▶ _WORK TASK_
A word-for-word restatement of every entry is what is needed here.

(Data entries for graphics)
....................

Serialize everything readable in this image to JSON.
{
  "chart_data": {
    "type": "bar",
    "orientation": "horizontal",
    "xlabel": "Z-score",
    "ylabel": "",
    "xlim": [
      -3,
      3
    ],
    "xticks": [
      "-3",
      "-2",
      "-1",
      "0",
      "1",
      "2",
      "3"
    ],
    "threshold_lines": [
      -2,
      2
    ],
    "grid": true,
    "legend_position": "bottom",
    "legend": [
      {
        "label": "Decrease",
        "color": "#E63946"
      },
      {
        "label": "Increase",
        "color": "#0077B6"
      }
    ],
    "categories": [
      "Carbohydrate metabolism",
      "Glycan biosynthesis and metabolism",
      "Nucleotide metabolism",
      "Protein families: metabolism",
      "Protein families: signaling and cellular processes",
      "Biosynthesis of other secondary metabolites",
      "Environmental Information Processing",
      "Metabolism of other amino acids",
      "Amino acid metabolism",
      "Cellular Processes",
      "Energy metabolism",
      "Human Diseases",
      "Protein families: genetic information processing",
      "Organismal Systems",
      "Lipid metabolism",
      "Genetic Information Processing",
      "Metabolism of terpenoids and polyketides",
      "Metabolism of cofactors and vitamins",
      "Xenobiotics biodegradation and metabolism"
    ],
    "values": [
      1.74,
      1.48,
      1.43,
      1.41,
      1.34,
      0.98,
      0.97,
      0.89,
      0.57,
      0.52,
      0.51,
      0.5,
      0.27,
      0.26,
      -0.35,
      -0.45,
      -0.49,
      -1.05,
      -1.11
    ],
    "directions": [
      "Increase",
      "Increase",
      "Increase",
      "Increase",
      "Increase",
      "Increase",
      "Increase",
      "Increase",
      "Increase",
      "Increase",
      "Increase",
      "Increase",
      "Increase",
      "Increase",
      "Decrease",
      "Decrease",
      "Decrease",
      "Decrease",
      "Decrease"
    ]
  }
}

....................

▶ _ANSWER SPACE_
Serialize everything readable in this image to JSON.
{
  "chart_data": {
    "type": "bar",
    "orientation": "horizontal",
    "xlabel": "Z-score",
    "ylabel": "",
    "xlim": [
      -3,
      3
    ],
    "xticks": [
      "-3",
      "-2",
      "-1",
      "0",
      "1",
      "2",
      "3"
    ],
    "threshold_lines": [
      -2,
      2
    ],
    "grid": true,
    "legend_position": "bottom",
    "legend": [
      {
        "label": "Decrease",
        "color": "#E63946"
      },
      {
        "label": "Increase",
        "color": "#0077B6"
      }
    ],
    "categories": [
      "Carbohydrate metabolism",
      "Glycan biosynthesis and metabolism",
      "Nucleotide metabolism",
      "Protein families: metabolism",
      "Protein families: signaling and cellular processes",
      "Biosynthesis of other secondary metabolites",
      "Environmental Information Processing",
      "Metabolism of other amino acids",
      "Amino acid metabolism",
      "Cellular Processes",
      "Energy metabolism",
      "Human Diseases",
      "Protein families: genetic information processing",
      "Organismal Systems",
      "Lipid metabolism",
      "Genetic Information Processing",
      "Metabolism of terpenoids and polyketides",
      "Metabolism of cofactors and vitamins",
      "Xenobiotics biodegradation and metabolism"
    ],
    "values": [
      1.74,
      1.48,
      1.43,
      1.41,
      1.34,
      0.98,
      0.97,
      0.89,
      0.57,
      0.52,
      0.51,
      0.5,
      0.27,
      0.26,
      -0.35,
      -0.45,
      -0.49,
      -1.05,
      -1.11
    ],
    "directions": [
      "Increase",
      "Increase",
      "Increase",
      "Increase",
      "Increase",
      "Increase",
      "Increase",
      "Increase",
      "Increase",
      "Increase",
      "Increase",
      "Increase",
      "Increase",
      "Increase",
      "Decrease",
      "Decrease",
      "Decrease",
      "Decrease",
      "Decrease"
    ]
  }
}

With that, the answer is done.